STATED TASK – Can you copy out the data exactly? Leave the images out.

- - -

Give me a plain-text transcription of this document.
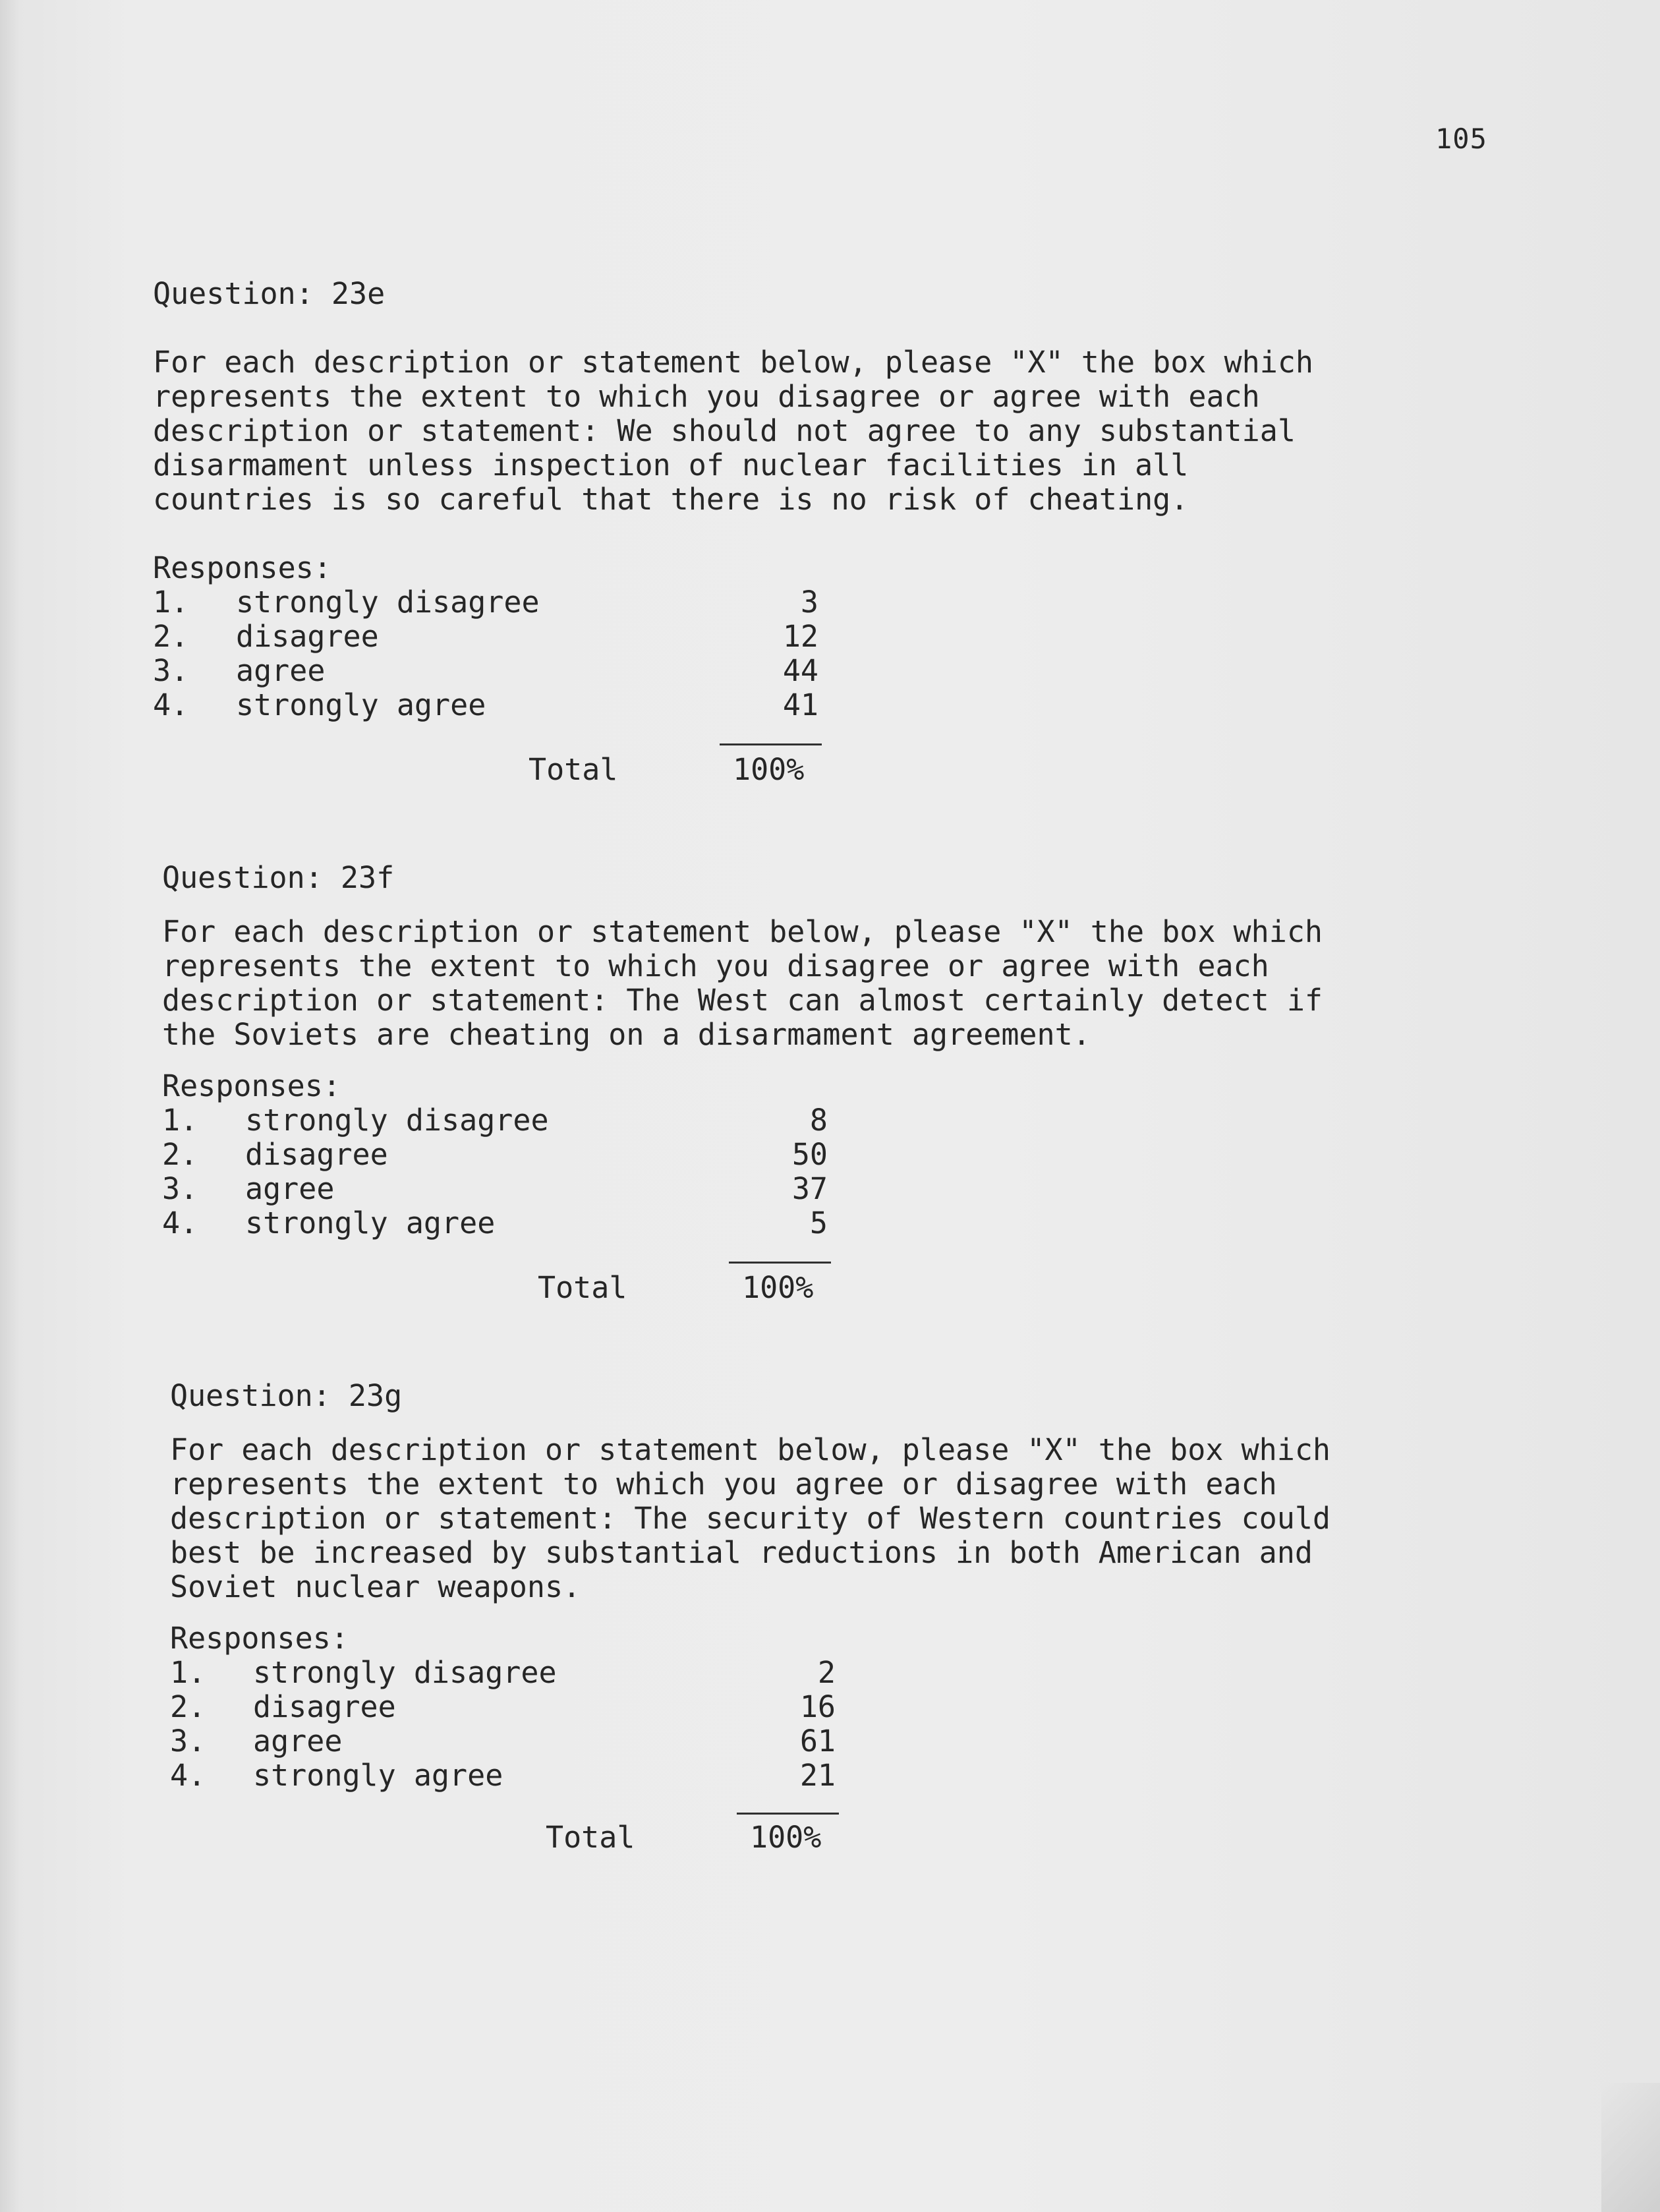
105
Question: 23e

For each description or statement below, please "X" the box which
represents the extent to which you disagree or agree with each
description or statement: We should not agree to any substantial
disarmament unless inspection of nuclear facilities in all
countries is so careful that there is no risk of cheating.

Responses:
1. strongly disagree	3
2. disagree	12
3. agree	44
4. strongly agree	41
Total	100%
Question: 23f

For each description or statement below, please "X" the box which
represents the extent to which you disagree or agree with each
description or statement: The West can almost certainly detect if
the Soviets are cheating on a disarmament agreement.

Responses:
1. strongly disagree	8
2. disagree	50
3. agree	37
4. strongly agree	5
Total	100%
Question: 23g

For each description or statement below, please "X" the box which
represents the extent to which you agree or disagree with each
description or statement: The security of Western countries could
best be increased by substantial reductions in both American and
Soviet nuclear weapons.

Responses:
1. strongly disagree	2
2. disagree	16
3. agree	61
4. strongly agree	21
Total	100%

- - -

REPLY TO THE TASK –
Give me a plain-text transcription of this document.
105
Question: 23e

For each description or statement below, please "X" the box which
represents the extent to which you disagree or agree with each
description or statement: We should not agree to any substantial
disarmament unless inspection of nuclear facilities in all
countries is so careful that there is no risk of cheating.

Responses:
1. strongly disagree	3
2. disagree	12
3. agree	44
4. strongly agree	41
Total	100%
Question: 23f

For each description or statement below, please "X" the box which
represents the extent to which you disagree or agree with each
description or statement: The West can almost certainly detect if
the Soviets are cheating on a disarmament agreement.

Responses:
1. strongly disagree	8
2. disagree	50
3. agree	37
4. strongly agree	5
Total	100%
Question: 23g

For each description or statement below, please "X" the box which
represents the extent to which you agree or disagree with each
description or statement: The security of Western countries could
best be increased by substantial reductions in both American and
Soviet nuclear weapons.

Responses:
1. strongly disagree	2
2. disagree	16
3. agree	61
4. strongly agree	21
Total	100%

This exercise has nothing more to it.